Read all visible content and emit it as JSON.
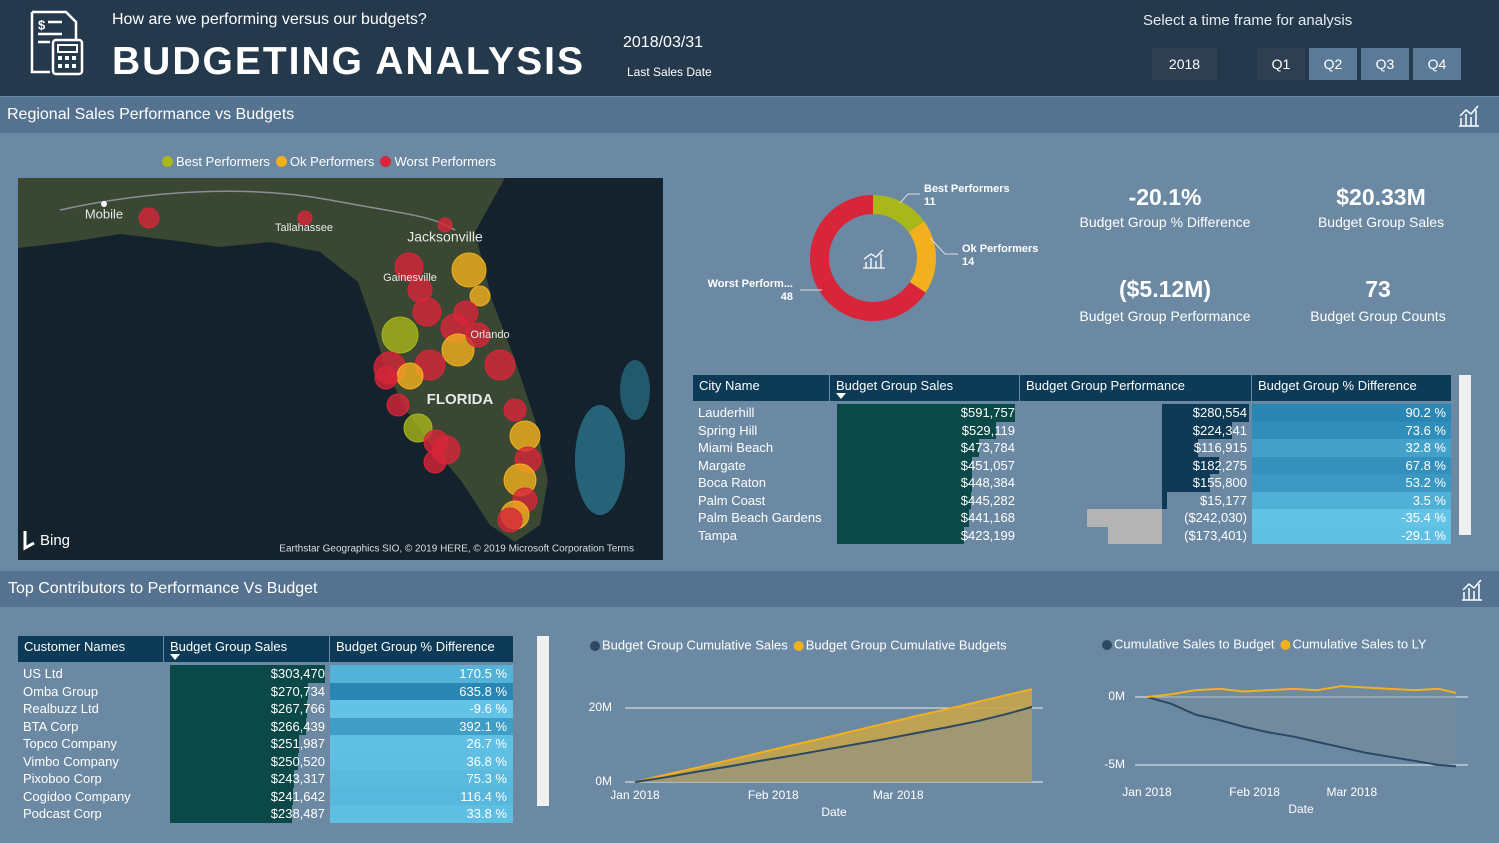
{
  "header": {
    "subtitle": "How are we performing versus our budgets?",
    "title": "BUDGETING ANALYSIS",
    "date": "2018/03/31",
    "date_label": "Last Sales Date",
    "timeframe_label": "Select a time frame for analysis",
    "year": "2018",
    "quarters": [
      "Q1",
      "Q2",
      "Q3",
      "Q4"
    ]
  },
  "regional": {
    "title": "Regional Sales Performance vs Budgets",
    "map": {
      "labels": [
        "Mobile",
        "Tallahassee",
        "Jacksonville",
        "Gainesville",
        "Orlando",
        "FLORIDA"
      ],
      "credit": "Bing",
      "attribution": "Earthstar Geographics SIO, © 2019 HERE, © 2019 Microsoft Corporation Terms"
    }
  },
  "kpis": [
    {
      "value": "-20.1%",
      "label": "Budget Group % Difference"
    },
    {
      "value": "$20.33M",
      "label": "Budget Group Sales"
    },
    {
      "value": "($5.12M)",
      "label": "Budget Group Performance"
    },
    {
      "value": "73",
      "label": "Budget Group Counts"
    }
  ],
  "city_table": {
    "columns": [
      "City Name",
      "Budget Group Sales",
      "Budget Group Performance",
      "Budget Group % Difference"
    ],
    "rows": [
      {
        "city": "Lauderhill",
        "sales": 591757,
        "sales_label": "$591,757",
        "performance": 280554,
        "performance_label": "$280,554",
        "pct": 90.2,
        "pct_label": "90.2 %"
      },
      {
        "city": "Spring Hill",
        "sales": 529119,
        "sales_label": "$529,119",
        "performance": 224341,
        "performance_label": "$224,341",
        "pct": 73.6,
        "pct_label": "73.6 %"
      },
      {
        "city": "Miami Beach",
        "sales": 473784,
        "sales_label": "$473,784",
        "performance": 116915,
        "performance_label": "$116,915",
        "pct": 32.8,
        "pct_label": "32.8 %"
      },
      {
        "city": "Margate",
        "sales": 451057,
        "sales_label": "$451,057",
        "performance": 182275,
        "performance_label": "$182,275",
        "pct": 67.8,
        "pct_label": "67.8 %"
      },
      {
        "city": "Boca Raton",
        "sales": 448384,
        "sales_label": "$448,384",
        "performance": 155800,
        "performance_label": "$155,800",
        "pct": 53.2,
        "pct_label": "53.2 %"
      },
      {
        "city": "Palm Coast",
        "sales": 445282,
        "sales_label": "$445,282",
        "performance": 15177,
        "performance_label": "$15,177",
        "pct": 3.5,
        "pct_label": "3.5 %"
      },
      {
        "city": "Palm Beach Gardens",
        "sales": 441168,
        "sales_label": "$441,168",
        "performance": -242030,
        "performance_label": "($242,030)",
        "pct": -35.4,
        "pct_label": "-35.4 %"
      },
      {
        "city": "Tampa",
        "sales": 423199,
        "sales_label": "$423,199",
        "performance": -173401,
        "performance_label": "($173,401)",
        "pct": -29.1,
        "pct_label": "-29.1 %"
      }
    ]
  },
  "contributors": {
    "title": "Top Contributors to Performance Vs Budget",
    "table": {
      "columns": [
        "Customer Names",
        "Budget Group Sales",
        "Budget Group % Difference"
      ],
      "rows": [
        {
          "name": "US Ltd",
          "sales": 303470,
          "sales_label": "$303,470",
          "pct": 170.5,
          "pct_label": "170.5 %"
        },
        {
          "name": "Omba Group",
          "sales": 270734,
          "sales_label": "$270,734",
          "pct": 635.8,
          "pct_label": "635.8 %"
        },
        {
          "name": "Realbuzz Ltd",
          "sales": 267766,
          "sales_label": "$267,766",
          "pct": -9.6,
          "pct_label": "-9.6 %"
        },
        {
          "name": "BTA Corp",
          "sales": 266439,
          "sales_label": "$266,439",
          "pct": 392.1,
          "pct_label": "392.1 %"
        },
        {
          "name": "Topco Company",
          "sales": 251987,
          "sales_label": "$251,987",
          "pct": 26.7,
          "pct_label": "26.7 %"
        },
        {
          "name": "Vimbo Company",
          "sales": 250520,
          "sales_label": "$250,520",
          "pct": 36.8,
          "pct_label": "36.8 %"
        },
        {
          "name": "Pixoboo Corp",
          "sales": 243317,
          "sales_label": "$243,317",
          "pct": 75.3,
          "pct_label": "75.3 %"
        },
        {
          "name": "Cogidoo Company",
          "sales": 241642,
          "sales_label": "$241,642",
          "pct": 116.4,
          "pct_label": "116.4 %"
        },
        {
          "name": "Podcast Corp",
          "sales": 238487,
          "sales_label": "$238,487",
          "pct": 33.8,
          "pct_label": "33.8 %"
        }
      ]
    }
  },
  "chart_data": [
    {
      "type": "pie",
      "donut": true,
      "categories": [
        "Best Performers",
        "Ok Performers",
        "Worst Performers"
      ],
      "slice_labels": [
        "Best Performers",
        "Ok Performers",
        "Worst Perform..."
      ],
      "values": [
        11,
        14,
        48
      ],
      "colors": [
        "#a8b71a",
        "#f2b01e",
        "#d8253a"
      ]
    },
    {
      "type": "line",
      "area": true,
      "x": [
        0,
        7,
        14,
        21,
        28,
        35,
        42,
        49,
        56,
        63,
        70,
        77,
        84,
        89
      ],
      "series": [
        {
          "name": "Budget Group Cumulative Budgets",
          "color": "#f2b01e",
          "values": [
            0,
            2.0,
            3.9,
            5.9,
            7.9,
            9.9,
            11.8,
            13.8,
            15.8,
            17.8,
            19.7,
            21.7,
            23.7,
            25.1
          ]
        },
        {
          "name": "Budget Group Cumulative Sales",
          "color": "#2b4864",
          "values": [
            0,
            1.3,
            2.8,
            4.2,
            5.7,
            7.1,
            8.6,
            10.1,
            11.6,
            13.2,
            14.8,
            16.5,
            18.6,
            20.3
          ]
        }
      ],
      "xlim": [
        0,
        89
      ],
      "xticks": [
        {
          "value": 0,
          "label": "Jan 2018"
        },
        {
          "value": 31,
          "label": "Feb 2018"
        },
        {
          "value": 59,
          "label": "Mar 2018"
        }
      ],
      "ylim": [
        -1,
        27
      ],
      "yticks": [
        {
          "value": 0,
          "label": "0M"
        },
        {
          "value": 20,
          "label": "20M"
        }
      ],
      "xlabel": "Date",
      "legend_order": [
        1,
        0
      ]
    },
    {
      "type": "line",
      "area": true,
      "x": [
        0,
        7,
        14,
        21,
        28,
        35,
        42,
        49,
        56,
        63,
        70,
        77,
        84,
        89
      ],
      "series": [
        {
          "name": "Cumulative Sales to Budget",
          "color": "#2b4864",
          "values": [
            0,
            -0.5,
            -1.3,
            -1.7,
            -2.2,
            -2.6,
            -2.9,
            -3.3,
            -3.7,
            -4.1,
            -4.4,
            -4.7,
            -5.0,
            -5.1
          ]
        },
        {
          "name": "Cumulative Sales to LY",
          "color": "#f2b01e",
          "values": [
            0,
            0.2,
            0.5,
            0.6,
            0.4,
            0.5,
            0.6,
            0.5,
            0.8,
            0.7,
            0.6,
            0.5,
            0.6,
            0.3
          ]
        }
      ],
      "xlim": [
        0,
        89
      ],
      "xticks": [
        {
          "value": 0,
          "label": "Jan 2018"
        },
        {
          "value": 31,
          "label": "Feb 2018"
        },
        {
          "value": 59,
          "label": "Mar 2018"
        }
      ],
      "ylim": [
        -5.7,
        1.3
      ],
      "yticks": [
        {
          "value": 0,
          "label": "0M"
        },
        {
          "value": -5,
          "label": "-5M"
        }
      ],
      "xlabel": "Date",
      "legend_order": [
        0,
        1
      ]
    }
  ]
}
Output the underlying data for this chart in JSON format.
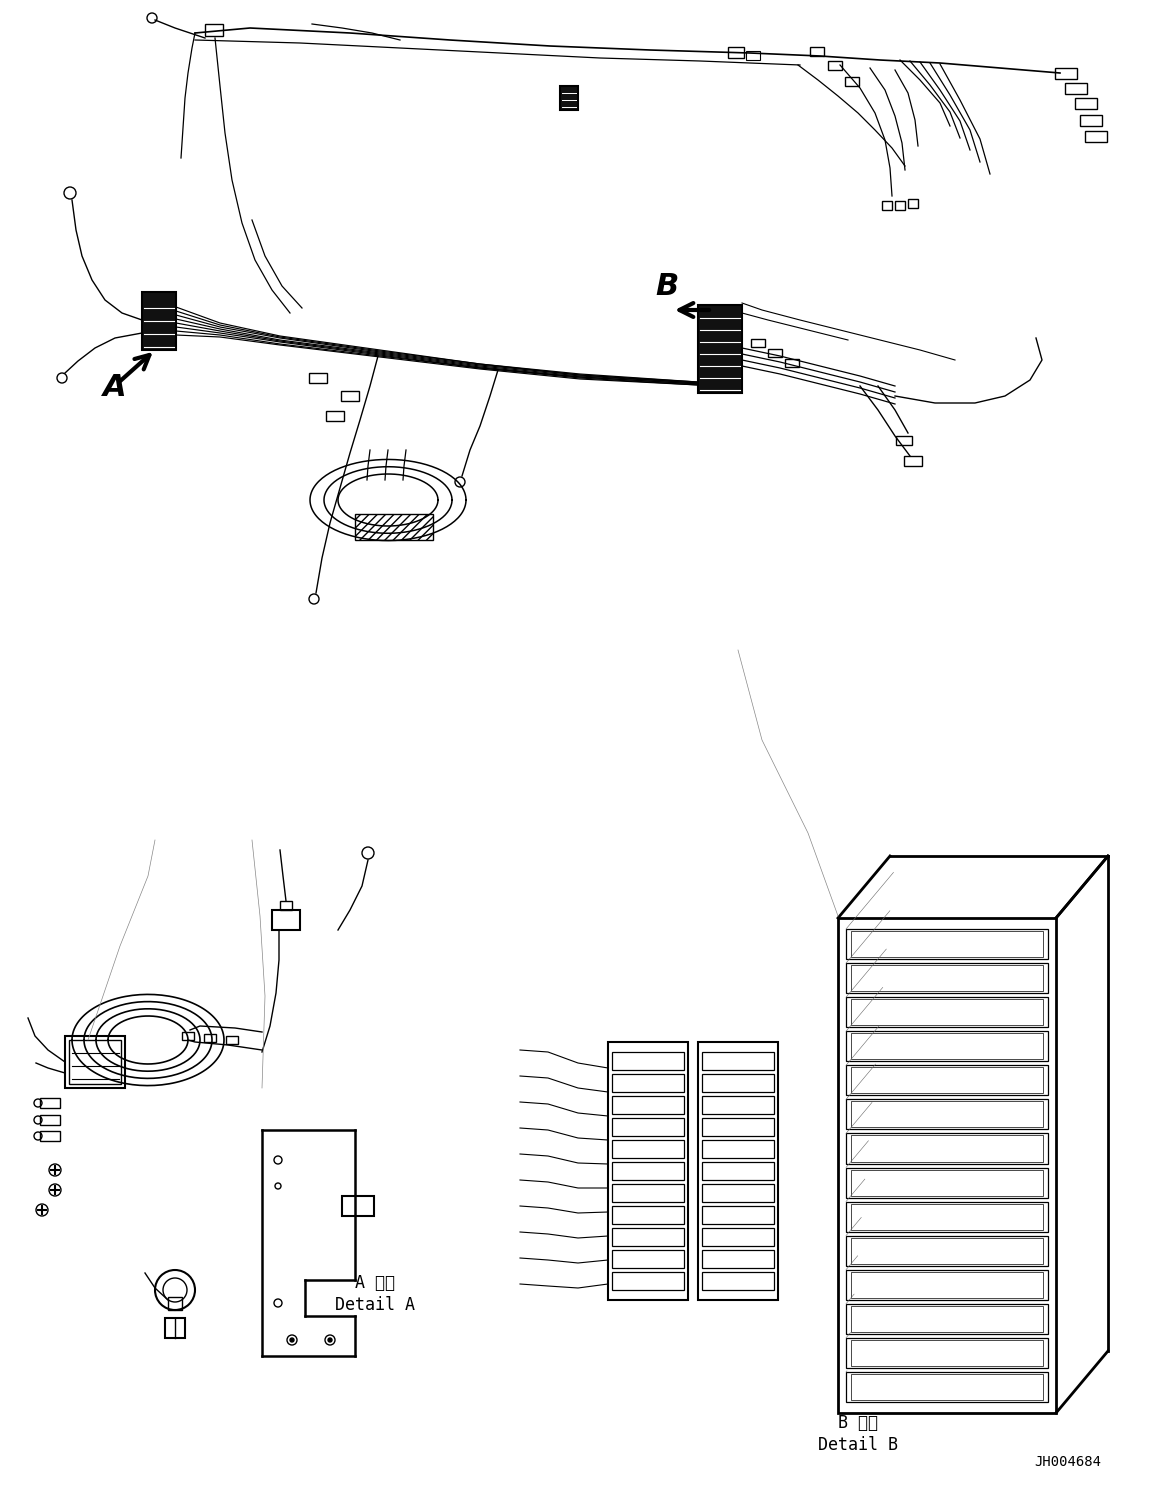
{
  "background_color": "#ffffff",
  "line_color": "#000000",
  "figure_width": 11.63,
  "figure_height": 14.88,
  "dpi": 100,
  "part_code": "JH004684",
  "label_A": "A",
  "label_B": "B",
  "detail_A_jp": "A 詳細",
  "detail_A_en": "Detail A",
  "detail_B_jp": "B 詳細",
  "detail_B_en": "Detail B"
}
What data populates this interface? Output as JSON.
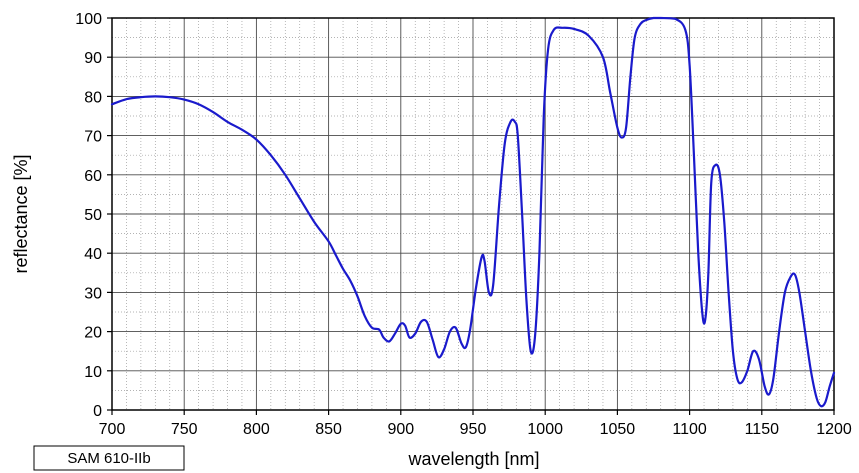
{
  "chart_data": {
    "type": "line",
    "title": "",
    "xlabel": "wavelength [nm]",
    "ylabel": "reflectance [%]",
    "xlim": [
      700,
      1200
    ],
    "ylim": [
      0,
      100
    ],
    "x_ticks": [
      700,
      750,
      800,
      850,
      900,
      950,
      1000,
      1050,
      1100,
      1150,
      1200
    ],
    "y_ticks": [
      0,
      10,
      20,
      30,
      40,
      50,
      60,
      70,
      80,
      90,
      100
    ],
    "grid": true,
    "minor_grid": true,
    "line_color": "#1a1acc",
    "series": [
      {
        "x": [
          700,
          710,
          720,
          730,
          740,
          750,
          760,
          770,
          780,
          790,
          800,
          810,
          820,
          830,
          840,
          850,
          855,
          860,
          865,
          870,
          875,
          880,
          885,
          888,
          892,
          896,
          900,
          903,
          906,
          910,
          914,
          918,
          922,
          926,
          930,
          934,
          938,
          942,
          945,
          948,
          952,
          956,
          958,
          961,
          964,
          968,
          972,
          976,
          979,
          981,
          984,
          987,
          990,
          993,
          996,
          999,
          1002,
          1006,
          1012,
          1020,
          1030,
          1040,
          1045,
          1050,
          1053,
          1056,
          1059,
          1062,
          1066,
          1070,
          1075,
          1080,
          1090,
          1097,
          1100,
          1103,
          1106,
          1109,
          1111,
          1113,
          1115,
          1118,
          1121,
          1124,
          1127,
          1130,
          1133,
          1136,
          1140,
          1144,
          1148,
          1152,
          1155,
          1158,
          1162,
          1166,
          1170,
          1173,
          1176,
          1180,
          1184,
          1188,
          1191,
          1194,
          1197,
          1200
        ],
        "values": [
          78,
          79.3,
          79.8,
          80,
          79.8,
          79.2,
          78,
          76,
          73.5,
          71.5,
          69,
          65,
          60,
          54,
          48,
          43,
          39.5,
          36,
          33,
          29,
          24,
          21,
          20.5,
          18.5,
          17.5,
          19.5,
          22,
          21.5,
          18.5,
          19.5,
          22.5,
          22.5,
          18,
          13.5,
          15.5,
          20,
          21,
          17,
          16,
          20.5,
          31,
          39,
          38,
          30,
          32,
          52,
          68,
          73.5,
          73.5,
          70,
          50,
          28,
          15,
          19,
          40,
          75,
          92,
          97,
          97.5,
          97.2,
          95.5,
          90,
          81,
          72,
          69.5,
          72,
          85,
          95,
          98.5,
          99.5,
          100,
          100,
          99.8,
          97,
          88,
          65,
          40,
          24,
          23.5,
          35,
          58,
          62.5,
          60,
          48,
          30,
          15,
          8,
          7,
          10,
          15,
          13,
          6,
          4,
          8,
          20,
          30,
          34,
          34.5,
          30,
          20,
          10,
          3,
          1,
          2,
          6,
          9.5
        ]
      }
    ]
  },
  "sample_label": "SAM 610-IIb"
}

- EXERCISE DIRECTIONS -
List every line from the entries above in which "true" appears.

- THE RESULT -
      "donut": true,
      "area": true,
      "area": true,
    "grid": true,
    "minor_grid": true,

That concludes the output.